→ **Records excerpted from a collection**
▬▬▬▬▬▬
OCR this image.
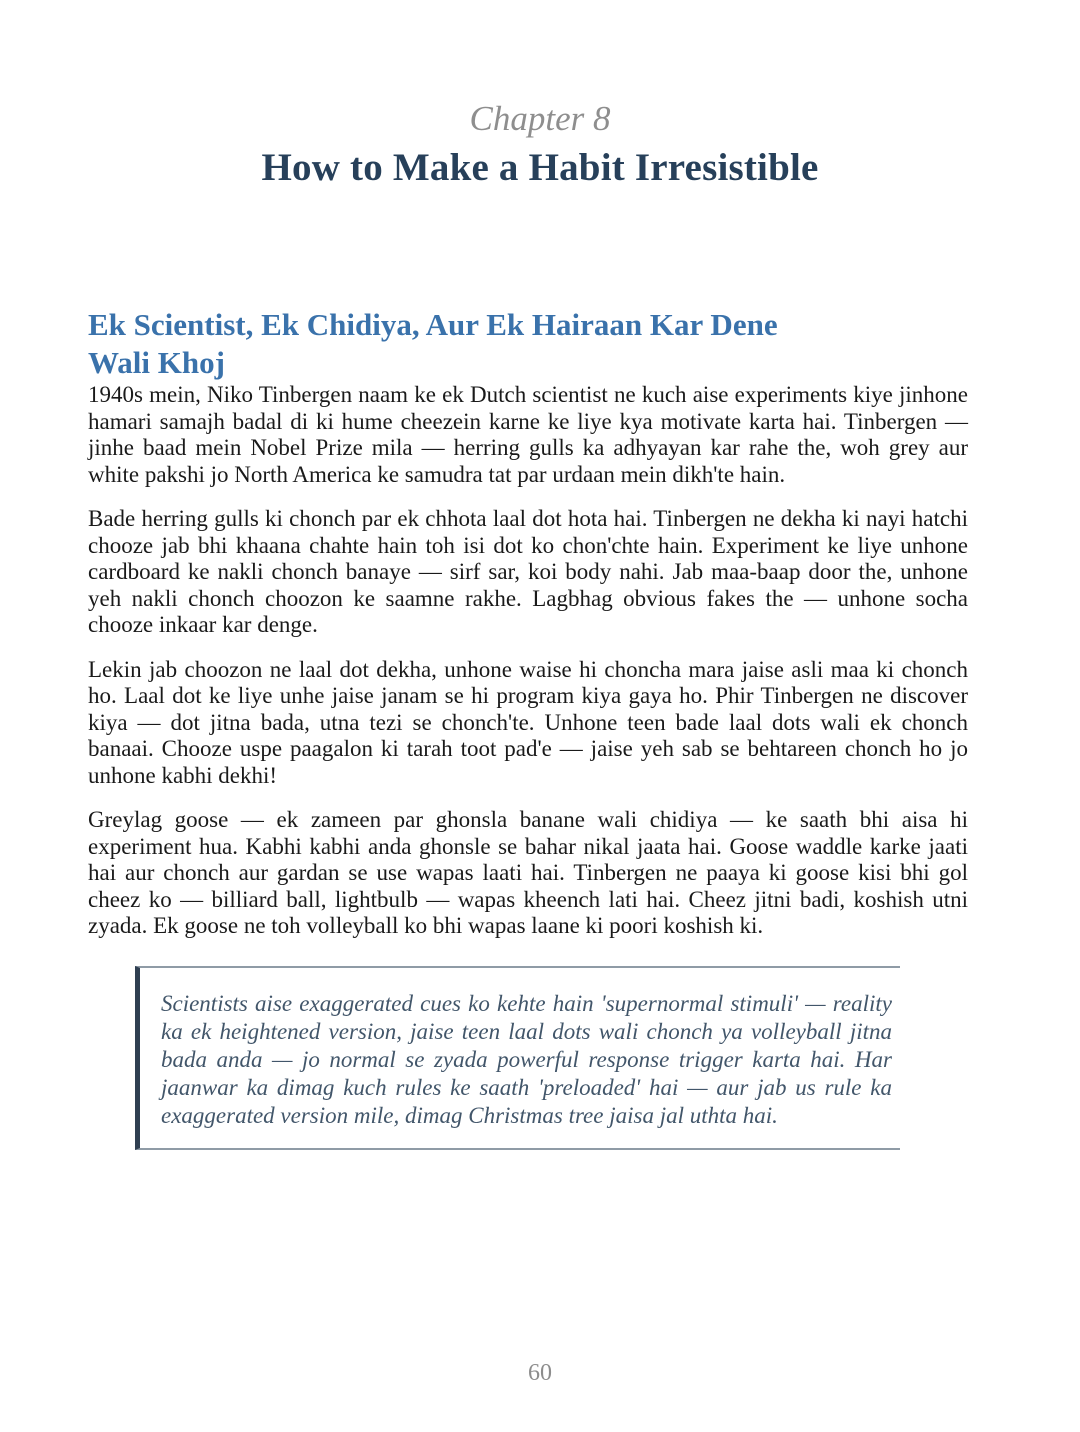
Chapter 8
How to Make a Habit Irresistible
Ek Scientist, Ek Chidiya, Aur Ek Hairaan Kar Dene
Wali Khoj

1940s mein, Niko Tinbergen naam ke ek Dutch scientist ne kuch aise experiments kiye jinhone hamari samajh badal di ki hume cheezein karne ke liye kya motivate karta hai. Tinbergen — jinhe baad mein Nobel Prize mila — herring gulls ka adhyayan kar rahe the, woh grey aur white pakshi jo North America ke samudra tat par urdaan mein dikh'te hain.

Bade herring gulls ki chonch par ek chhota laal dot hota hai. Tinbergen ne dekha ki nayi hatchi chooze jab bhi khaana chahte hain toh isi dot ko chon'chte hain. Experiment ke liye unhone cardboard ke nakli chonch banaye — sirf sar, koi body nahi. Jab maa-baap door the, unhone yeh nakli chonch choozon ke saamne rakhe. Lagbhag obvious fakes the — unhone socha chooze inkaar kar denge.

Lekin jab choozon ne laal dot dekha, unhone waise hi choncha mara jaise asli maa ki chonch ho. Laal dot ke liye unhe jaise janam se hi program kiya gaya ho. Phir Tinbergen ne discover kiya — dot jitna bada, utna tezi se chonch'te. Unhone teen bade laal dots wali ek chonch banaai. Chooze uspe paagalon ki tarah toot pad'e — jaise yeh sab se behtareen chonch ho jo unhone kabhi dekhi!

Greylag goose — ek zameen par ghonsla banane wali chidiya — ke saath bhi aisa hi experiment hua. Kabhi kabhi anda ghonsle se bahar nikal jaata hai. Goose waddle karke jaati hai aur chonch aur gardan se use wapas laati hai. Tinbergen ne paaya ki goose kisi bhi gol cheez ko — billiard ball, lightbulb — wapas kheench lati hai. Cheez jitni badi, koshish utni zyada. Ek goose ne toh volleyball ko bhi wapas laane ki poori koshish ki.

Scientists aise exaggerated cues ko kehte hain 'supernormal stimuli' — reality ka ek heightened version, jaise teen laal dots wali chonch ya volleyball jitna bada anda — jo normal se zyada powerful response trigger karta hai. Har jaanwar ka dimag kuch rules ke saath 'preloaded' hai — aur jab us rule ka exaggerated version mile, dimag Christmas tree jaisa jal uthta hai.

60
▬▬▬▬▬▬
→ **Instructions to follow**
Print the whole listing above once more, word for word, without its pictures.

→ **Output below**
OCR this image.
Chapter 8
How to Make a Habit Irresistible
Ek Scientist, Ek Chidiya, Aur Ek Hairaan Kar Dene
Wali Khoj

1940s mein, Niko Tinbergen naam ke ek Dutch scientist ne kuch aise experiments kiye jinhone hamari samajh badal di ki hume cheezein karne ke liye kya motivate karta hai. Tinbergen — jinhe baad mein Nobel Prize mila — herring gulls ka adhyayan kar rahe the, woh grey aur white pakshi jo North America ke samudra tat par urdaan mein dikh'te hain.

Bade herring gulls ki chonch par ek chhota laal dot hota hai. Tinbergen ne dekha ki nayi hatchi chooze jab bhi khaana chahte hain toh isi dot ko chon'chte hain. Experiment ke liye unhone cardboard ke nakli chonch banaye — sirf sar, koi body nahi. Jab maa-baap door the, unhone yeh nakli chonch choozon ke saamne rakhe. Lagbhag obvious fakes the — unhone socha chooze inkaar kar denge.

Lekin jab choozon ne laal dot dekha, unhone waise hi choncha mara jaise asli maa ki chonch ho. Laal dot ke liye unhe jaise janam se hi program kiya gaya ho. Phir Tinbergen ne discover kiya — dot jitna bada, utna tezi se chonch'te. Unhone teen bade laal dots wali ek chonch banaai. Chooze uspe paagalon ki tarah toot pad'e — jaise yeh sab se behtareen chonch ho jo unhone kabhi dekhi!

Greylag goose — ek zameen par ghonsla banane wali chidiya — ke saath bhi aisa hi experiment hua. Kabhi kabhi anda ghonsle se bahar nikal jaata hai. Goose waddle karke jaati hai aur chonch aur gardan se use wapas laati hai. Tinbergen ne paaya ki goose kisi bhi gol cheez ko — billiard ball, lightbulb — wapas kheench lati hai. Cheez jitni badi, koshish utni zyada. Ek goose ne toh volleyball ko bhi wapas laane ki poori koshish ki.

Scientists aise exaggerated cues ko kehte hain 'supernormal stimuli' — reality ka ek heightened version, jaise teen laal dots wali chonch ya volleyball jitna bada anda — jo normal se zyada powerful response trigger karta hai. Har jaanwar ka dimag kuch rules ke saath 'preloaded' hai — aur jab us rule ka exaggerated version mile, dimag Christmas tree jaisa jal uthta hai.

60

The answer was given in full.